Objective -
Copy out each line below exactly as it appears.

Material provided -
☆ ☆ ☆ ☆ ☆
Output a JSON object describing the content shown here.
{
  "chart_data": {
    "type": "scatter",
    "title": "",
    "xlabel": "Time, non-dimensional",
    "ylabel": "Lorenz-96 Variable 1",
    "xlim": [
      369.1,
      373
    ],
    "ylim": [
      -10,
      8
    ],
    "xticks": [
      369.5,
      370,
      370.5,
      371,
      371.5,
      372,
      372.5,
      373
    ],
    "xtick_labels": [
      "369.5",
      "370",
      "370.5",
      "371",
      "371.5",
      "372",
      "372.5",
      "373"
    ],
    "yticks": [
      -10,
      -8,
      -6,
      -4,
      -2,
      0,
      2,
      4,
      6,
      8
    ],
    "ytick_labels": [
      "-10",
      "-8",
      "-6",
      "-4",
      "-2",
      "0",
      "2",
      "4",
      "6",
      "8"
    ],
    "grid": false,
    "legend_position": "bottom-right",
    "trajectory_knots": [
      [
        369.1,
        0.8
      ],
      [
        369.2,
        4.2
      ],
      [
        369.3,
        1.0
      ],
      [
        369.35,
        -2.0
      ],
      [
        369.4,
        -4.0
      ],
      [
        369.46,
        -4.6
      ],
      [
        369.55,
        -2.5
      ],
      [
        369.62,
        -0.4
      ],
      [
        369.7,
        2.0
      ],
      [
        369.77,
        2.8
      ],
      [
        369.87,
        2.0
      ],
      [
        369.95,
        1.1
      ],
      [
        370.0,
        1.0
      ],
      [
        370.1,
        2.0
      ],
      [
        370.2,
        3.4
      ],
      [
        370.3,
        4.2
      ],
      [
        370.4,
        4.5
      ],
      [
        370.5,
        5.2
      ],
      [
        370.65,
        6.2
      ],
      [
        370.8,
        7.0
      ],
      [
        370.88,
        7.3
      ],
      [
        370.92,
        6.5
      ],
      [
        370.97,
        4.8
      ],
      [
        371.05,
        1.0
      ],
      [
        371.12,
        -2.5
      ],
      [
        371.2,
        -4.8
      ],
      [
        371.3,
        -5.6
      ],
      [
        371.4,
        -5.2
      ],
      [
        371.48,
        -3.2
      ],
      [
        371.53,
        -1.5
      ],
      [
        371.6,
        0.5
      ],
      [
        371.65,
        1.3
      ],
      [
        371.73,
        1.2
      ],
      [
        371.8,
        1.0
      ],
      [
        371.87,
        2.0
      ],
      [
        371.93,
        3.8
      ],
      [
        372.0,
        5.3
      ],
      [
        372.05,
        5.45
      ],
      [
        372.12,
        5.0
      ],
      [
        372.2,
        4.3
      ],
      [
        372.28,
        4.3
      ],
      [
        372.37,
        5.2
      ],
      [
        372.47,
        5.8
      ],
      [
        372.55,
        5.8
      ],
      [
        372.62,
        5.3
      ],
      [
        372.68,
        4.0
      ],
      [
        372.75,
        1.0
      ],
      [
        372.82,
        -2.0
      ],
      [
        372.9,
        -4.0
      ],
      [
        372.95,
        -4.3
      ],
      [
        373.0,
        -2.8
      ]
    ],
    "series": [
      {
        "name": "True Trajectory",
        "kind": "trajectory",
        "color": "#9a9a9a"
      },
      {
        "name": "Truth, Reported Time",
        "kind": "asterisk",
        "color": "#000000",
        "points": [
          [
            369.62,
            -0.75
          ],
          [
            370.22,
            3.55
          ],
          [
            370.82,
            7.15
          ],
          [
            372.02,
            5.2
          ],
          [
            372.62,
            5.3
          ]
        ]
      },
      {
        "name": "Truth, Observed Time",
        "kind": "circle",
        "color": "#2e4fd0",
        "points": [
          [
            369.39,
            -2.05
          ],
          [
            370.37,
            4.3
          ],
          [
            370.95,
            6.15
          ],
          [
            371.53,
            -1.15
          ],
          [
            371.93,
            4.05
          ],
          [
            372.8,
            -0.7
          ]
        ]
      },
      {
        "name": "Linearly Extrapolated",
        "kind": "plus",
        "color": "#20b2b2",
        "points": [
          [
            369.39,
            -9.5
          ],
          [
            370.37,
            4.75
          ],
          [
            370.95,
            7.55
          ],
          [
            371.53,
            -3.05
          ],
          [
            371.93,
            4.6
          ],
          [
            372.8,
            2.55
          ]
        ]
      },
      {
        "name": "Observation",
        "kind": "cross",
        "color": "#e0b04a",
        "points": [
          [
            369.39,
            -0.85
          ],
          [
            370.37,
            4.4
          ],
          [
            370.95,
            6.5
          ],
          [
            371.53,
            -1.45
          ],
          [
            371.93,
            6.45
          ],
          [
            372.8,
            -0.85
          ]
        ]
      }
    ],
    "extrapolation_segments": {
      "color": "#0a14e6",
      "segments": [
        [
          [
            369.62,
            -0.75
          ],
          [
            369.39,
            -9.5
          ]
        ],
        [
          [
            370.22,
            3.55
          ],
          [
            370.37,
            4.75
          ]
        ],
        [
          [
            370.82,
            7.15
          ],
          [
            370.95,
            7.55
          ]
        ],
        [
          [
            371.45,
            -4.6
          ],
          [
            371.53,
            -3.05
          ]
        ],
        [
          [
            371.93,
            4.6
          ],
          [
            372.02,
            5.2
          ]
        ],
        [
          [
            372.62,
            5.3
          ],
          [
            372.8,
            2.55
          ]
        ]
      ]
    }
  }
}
☆ ☆ ☆ ☆ ☆
Solved exercise -
Output a JSON object describing the content shown here.
{
  "chart_data": {
    "type": "scatter",
    "title": "",
    "xlabel": "Time, non-dimensional",
    "ylabel": "Lorenz-96 Variable 1",
    "xlim": [
      369.1,
      373
    ],
    "ylim": [
      -10,
      8
    ],
    "xticks": [
      369.5,
      370,
      370.5,
      371,
      371.5,
      372,
      372.5,
      373
    ],
    "xtick_labels": [
      "369.5",
      "370",
      "370.5",
      "371",
      "371.5",
      "372",
      "372.5",
      "373"
    ],
    "yticks": [
      -10,
      -8,
      -6,
      -4,
      -2,
      0,
      2,
      4,
      6,
      8
    ],
    "ytick_labels": [
      "-10",
      "-8",
      "-6",
      "-4",
      "-2",
      "0",
      "2",
      "4",
      "6",
      "8"
    ],
    "grid": false,
    "legend_position": "bottom-right",
    "trajectory_knots": [
      [
        369.1,
        0.8
      ],
      [
        369.2,
        4.2
      ],
      [
        369.3,
        1.0
      ],
      [
        369.35,
        -2.0
      ],
      [
        369.4,
        -4.0
      ],
      [
        369.46,
        -4.6
      ],
      [
        369.55,
        -2.5
      ],
      [
        369.62,
        -0.4
      ],
      [
        369.7,
        2.0
      ],
      [
        369.77,
        2.8
      ],
      [
        369.87,
        2.0
      ],
      [
        369.95,
        1.1
      ],
      [
        370.0,
        1.0
      ],
      [
        370.1,
        2.0
      ],
      [
        370.2,
        3.4
      ],
      [
        370.3,
        4.2
      ],
      [
        370.4,
        4.5
      ],
      [
        370.5,
        5.2
      ],
      [
        370.65,
        6.2
      ],
      [
        370.8,
        7.0
      ],
      [
        370.88,
        7.3
      ],
      [
        370.92,
        6.5
      ],
      [
        370.97,
        4.8
      ],
      [
        371.05,
        1.0
      ],
      [
        371.12,
        -2.5
      ],
      [
        371.2,
        -4.8
      ],
      [
        371.3,
        -5.6
      ],
      [
        371.4,
        -5.2
      ],
      [
        371.48,
        -3.2
      ],
      [
        371.53,
        -1.5
      ],
      [
        371.6,
        0.5
      ],
      [
        371.65,
        1.3
      ],
      [
        371.73,
        1.2
      ],
      [
        371.8,
        1.0
      ],
      [
        371.87,
        2.0
      ],
      [
        371.93,
        3.8
      ],
      [
        372.0,
        5.3
      ],
      [
        372.05,
        5.45
      ],
      [
        372.12,
        5.0
      ],
      [
        372.2,
        4.3
      ],
      [
        372.28,
        4.3
      ],
      [
        372.37,
        5.2
      ],
      [
        372.47,
        5.8
      ],
      [
        372.55,
        5.8
      ],
      [
        372.62,
        5.3
      ],
      [
        372.68,
        4.0
      ],
      [
        372.75,
        1.0
      ],
      [
        372.82,
        -2.0
      ],
      [
        372.9,
        -4.0
      ],
      [
        372.95,
        -4.3
      ],
      [
        373.0,
        -2.8
      ]
    ],
    "series": [
      {
        "name": "True Trajectory",
        "kind": "trajectory",
        "color": "#9a9a9a"
      },
      {
        "name": "Truth, Reported Time",
        "kind": "asterisk",
        "color": "#000000",
        "points": [
          [
            369.62,
            -0.75
          ],
          [
            370.22,
            3.55
          ],
          [
            370.82,
            7.15
          ],
          [
            372.02,
            5.2
          ],
          [
            372.62,
            5.3
          ]
        ]
      },
      {
        "name": "Truth, Observed Time",
        "kind": "circle",
        "color": "#2e4fd0",
        "points": [
          [
            369.39,
            -2.05
          ],
          [
            370.37,
            4.3
          ],
          [
            370.95,
            6.15
          ],
          [
            371.53,
            -1.15
          ],
          [
            371.93,
            4.05
          ],
          [
            372.8,
            -0.7
          ]
        ]
      },
      {
        "name": "Linearly Extrapolated",
        "kind": "plus",
        "color": "#20b2b2",
        "points": [
          [
            369.39,
            -9.5
          ],
          [
            370.37,
            4.75
          ],
          [
            370.95,
            7.55
          ],
          [
            371.53,
            -3.05
          ],
          [
            371.93,
            4.6
          ],
          [
            372.8,
            2.55
          ]
        ]
      },
      {
        "name": "Observation",
        "kind": "cross",
        "color": "#e0b04a",
        "points": [
          [
            369.39,
            -0.85
          ],
          [
            370.37,
            4.4
          ],
          [
            370.95,
            6.5
          ],
          [
            371.53,
            -1.45
          ],
          [
            371.93,
            6.45
          ],
          [
            372.8,
            -0.85
          ]
        ]
      }
    ],
    "extrapolation_segments": {
      "color": "#0a14e6",
      "segments": [
        [
          [
            369.62,
            -0.75
          ],
          [
            369.39,
            -9.5
          ]
        ],
        [
          [
            370.22,
            3.55
          ],
          [
            370.37,
            4.75
          ]
        ],
        [
          [
            370.82,
            7.15
          ],
          [
            370.95,
            7.55
          ]
        ],
        [
          [
            371.45,
            -4.6
          ],
          [
            371.53,
            -3.05
          ]
        ],
        [
          [
            371.93,
            4.6
          ],
          [
            372.02,
            5.2
          ]
        ],
        [
          [
            372.62,
            5.3
          ],
          [
            372.8,
            2.55
          ]
        ]
      ]
    }
  }
}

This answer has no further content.